[Rows from a figure dataset]
━━━━━━━━━━
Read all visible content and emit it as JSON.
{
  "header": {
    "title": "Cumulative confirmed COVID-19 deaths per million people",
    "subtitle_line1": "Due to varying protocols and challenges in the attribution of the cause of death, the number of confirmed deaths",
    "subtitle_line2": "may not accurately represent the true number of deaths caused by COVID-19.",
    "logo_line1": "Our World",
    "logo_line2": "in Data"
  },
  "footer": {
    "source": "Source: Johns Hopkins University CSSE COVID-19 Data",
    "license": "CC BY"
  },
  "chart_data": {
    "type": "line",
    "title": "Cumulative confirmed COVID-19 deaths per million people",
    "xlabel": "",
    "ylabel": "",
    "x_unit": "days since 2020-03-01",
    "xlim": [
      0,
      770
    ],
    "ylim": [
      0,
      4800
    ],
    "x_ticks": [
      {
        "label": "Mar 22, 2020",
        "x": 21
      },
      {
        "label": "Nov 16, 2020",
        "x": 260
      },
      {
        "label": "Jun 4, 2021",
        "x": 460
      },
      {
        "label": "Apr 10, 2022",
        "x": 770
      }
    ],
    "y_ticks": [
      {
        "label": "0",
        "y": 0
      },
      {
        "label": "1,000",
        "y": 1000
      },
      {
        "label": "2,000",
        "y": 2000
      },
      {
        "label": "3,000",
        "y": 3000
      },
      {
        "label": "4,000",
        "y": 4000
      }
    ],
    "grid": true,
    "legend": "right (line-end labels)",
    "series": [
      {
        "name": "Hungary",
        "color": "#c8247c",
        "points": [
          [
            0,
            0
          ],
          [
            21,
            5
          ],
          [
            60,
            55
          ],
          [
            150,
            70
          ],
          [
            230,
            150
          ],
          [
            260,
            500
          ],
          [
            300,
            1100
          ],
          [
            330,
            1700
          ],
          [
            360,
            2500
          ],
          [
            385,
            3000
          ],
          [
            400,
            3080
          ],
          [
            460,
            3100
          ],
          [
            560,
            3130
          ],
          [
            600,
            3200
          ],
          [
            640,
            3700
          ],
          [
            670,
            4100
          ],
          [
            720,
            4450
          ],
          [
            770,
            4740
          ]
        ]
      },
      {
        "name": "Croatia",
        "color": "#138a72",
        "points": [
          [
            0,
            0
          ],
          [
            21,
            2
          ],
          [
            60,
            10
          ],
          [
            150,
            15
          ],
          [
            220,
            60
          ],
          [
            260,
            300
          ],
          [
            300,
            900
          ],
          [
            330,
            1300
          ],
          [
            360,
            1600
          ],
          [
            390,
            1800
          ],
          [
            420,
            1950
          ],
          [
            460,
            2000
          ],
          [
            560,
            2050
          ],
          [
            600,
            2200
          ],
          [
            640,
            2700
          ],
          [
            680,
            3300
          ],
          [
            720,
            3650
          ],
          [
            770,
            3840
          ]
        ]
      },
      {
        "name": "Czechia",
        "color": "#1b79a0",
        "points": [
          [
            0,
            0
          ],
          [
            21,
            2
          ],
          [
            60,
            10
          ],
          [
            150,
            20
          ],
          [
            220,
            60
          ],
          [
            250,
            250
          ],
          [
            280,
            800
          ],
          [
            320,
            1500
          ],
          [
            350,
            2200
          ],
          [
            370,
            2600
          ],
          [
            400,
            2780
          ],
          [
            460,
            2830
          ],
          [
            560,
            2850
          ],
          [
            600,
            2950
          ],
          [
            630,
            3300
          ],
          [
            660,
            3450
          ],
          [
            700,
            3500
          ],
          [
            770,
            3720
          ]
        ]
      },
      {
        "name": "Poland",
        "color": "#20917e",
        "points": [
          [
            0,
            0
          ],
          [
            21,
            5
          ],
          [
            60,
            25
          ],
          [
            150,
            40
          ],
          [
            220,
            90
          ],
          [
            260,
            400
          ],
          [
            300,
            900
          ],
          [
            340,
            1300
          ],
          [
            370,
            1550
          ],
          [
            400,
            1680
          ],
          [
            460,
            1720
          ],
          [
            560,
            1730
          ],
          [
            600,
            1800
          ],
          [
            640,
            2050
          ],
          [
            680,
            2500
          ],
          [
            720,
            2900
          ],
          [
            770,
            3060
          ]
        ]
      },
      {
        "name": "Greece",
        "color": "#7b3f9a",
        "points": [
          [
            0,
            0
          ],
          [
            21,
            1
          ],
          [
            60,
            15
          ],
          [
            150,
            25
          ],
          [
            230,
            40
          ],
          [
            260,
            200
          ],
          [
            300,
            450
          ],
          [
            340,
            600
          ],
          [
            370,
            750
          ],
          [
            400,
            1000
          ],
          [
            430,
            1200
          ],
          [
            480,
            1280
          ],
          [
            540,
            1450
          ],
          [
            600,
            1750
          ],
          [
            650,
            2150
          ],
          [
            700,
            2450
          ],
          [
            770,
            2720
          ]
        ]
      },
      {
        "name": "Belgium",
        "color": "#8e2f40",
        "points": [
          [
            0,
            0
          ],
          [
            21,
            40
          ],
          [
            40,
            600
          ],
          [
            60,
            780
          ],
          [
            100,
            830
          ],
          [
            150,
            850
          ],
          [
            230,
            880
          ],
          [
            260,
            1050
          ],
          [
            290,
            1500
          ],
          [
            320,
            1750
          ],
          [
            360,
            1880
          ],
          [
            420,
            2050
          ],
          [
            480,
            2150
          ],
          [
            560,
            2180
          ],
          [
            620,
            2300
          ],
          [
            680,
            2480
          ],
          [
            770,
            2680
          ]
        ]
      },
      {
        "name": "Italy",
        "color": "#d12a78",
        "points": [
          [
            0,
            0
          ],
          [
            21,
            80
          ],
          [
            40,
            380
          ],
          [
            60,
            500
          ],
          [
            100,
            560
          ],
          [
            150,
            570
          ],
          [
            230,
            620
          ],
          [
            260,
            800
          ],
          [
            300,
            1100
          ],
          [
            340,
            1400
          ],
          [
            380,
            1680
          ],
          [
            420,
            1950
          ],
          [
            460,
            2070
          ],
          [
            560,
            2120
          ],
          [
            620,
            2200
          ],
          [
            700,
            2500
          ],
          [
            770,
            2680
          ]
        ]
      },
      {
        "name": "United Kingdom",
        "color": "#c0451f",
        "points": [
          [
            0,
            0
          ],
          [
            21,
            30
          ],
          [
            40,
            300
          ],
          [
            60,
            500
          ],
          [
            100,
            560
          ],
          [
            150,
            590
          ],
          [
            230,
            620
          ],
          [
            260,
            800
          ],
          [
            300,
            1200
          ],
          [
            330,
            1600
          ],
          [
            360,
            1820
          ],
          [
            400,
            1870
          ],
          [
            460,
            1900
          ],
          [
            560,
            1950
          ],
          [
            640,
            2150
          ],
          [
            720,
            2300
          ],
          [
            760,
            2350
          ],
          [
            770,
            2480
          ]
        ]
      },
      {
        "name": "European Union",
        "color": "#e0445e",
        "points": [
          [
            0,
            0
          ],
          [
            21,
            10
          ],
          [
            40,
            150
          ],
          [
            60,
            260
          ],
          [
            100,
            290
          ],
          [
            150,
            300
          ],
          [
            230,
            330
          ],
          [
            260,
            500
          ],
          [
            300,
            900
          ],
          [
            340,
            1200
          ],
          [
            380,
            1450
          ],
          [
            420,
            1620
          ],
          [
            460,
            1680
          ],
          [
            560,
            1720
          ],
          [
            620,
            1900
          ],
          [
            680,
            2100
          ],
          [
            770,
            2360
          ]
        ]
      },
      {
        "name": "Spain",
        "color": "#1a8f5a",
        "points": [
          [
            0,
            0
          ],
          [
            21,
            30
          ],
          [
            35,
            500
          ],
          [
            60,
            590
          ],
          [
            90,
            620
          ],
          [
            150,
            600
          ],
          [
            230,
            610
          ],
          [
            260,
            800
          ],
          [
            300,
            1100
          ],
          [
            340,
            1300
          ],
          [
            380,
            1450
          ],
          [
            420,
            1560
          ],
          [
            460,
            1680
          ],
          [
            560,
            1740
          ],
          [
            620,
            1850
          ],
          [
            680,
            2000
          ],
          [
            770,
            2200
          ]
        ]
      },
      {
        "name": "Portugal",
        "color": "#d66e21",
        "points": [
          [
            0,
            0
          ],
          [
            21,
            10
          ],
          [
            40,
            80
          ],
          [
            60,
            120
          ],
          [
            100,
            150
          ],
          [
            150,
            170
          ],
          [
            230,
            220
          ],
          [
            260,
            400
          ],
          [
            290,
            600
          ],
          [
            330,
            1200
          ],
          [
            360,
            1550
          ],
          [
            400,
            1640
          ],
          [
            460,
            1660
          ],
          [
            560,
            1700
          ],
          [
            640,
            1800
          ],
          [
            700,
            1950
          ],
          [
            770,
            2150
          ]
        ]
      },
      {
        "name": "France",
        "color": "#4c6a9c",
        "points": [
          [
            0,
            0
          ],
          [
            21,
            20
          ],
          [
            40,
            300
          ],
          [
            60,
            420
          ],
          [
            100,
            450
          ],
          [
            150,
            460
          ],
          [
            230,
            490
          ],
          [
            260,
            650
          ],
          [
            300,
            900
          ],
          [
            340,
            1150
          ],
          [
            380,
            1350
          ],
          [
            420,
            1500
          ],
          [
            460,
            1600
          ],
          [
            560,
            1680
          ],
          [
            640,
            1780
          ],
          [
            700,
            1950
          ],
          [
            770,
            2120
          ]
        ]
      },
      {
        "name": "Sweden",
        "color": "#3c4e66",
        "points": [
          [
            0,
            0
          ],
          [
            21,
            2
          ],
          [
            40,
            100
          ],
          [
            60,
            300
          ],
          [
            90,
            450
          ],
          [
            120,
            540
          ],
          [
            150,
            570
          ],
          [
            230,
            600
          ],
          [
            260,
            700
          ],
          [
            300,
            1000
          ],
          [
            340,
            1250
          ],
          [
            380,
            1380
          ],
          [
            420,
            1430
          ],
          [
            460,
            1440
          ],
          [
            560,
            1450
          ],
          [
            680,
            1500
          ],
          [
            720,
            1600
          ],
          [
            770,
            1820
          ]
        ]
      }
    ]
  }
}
━━━━━━━━━━
* PROBLEM TO WORK ON: Pick out the lines containing the word "true" and show them.

* EXERCISE RESULT:
    "subtitle_line2": "may not accurately represent the true number of deaths caused by COVID-19.",
    "grid": true,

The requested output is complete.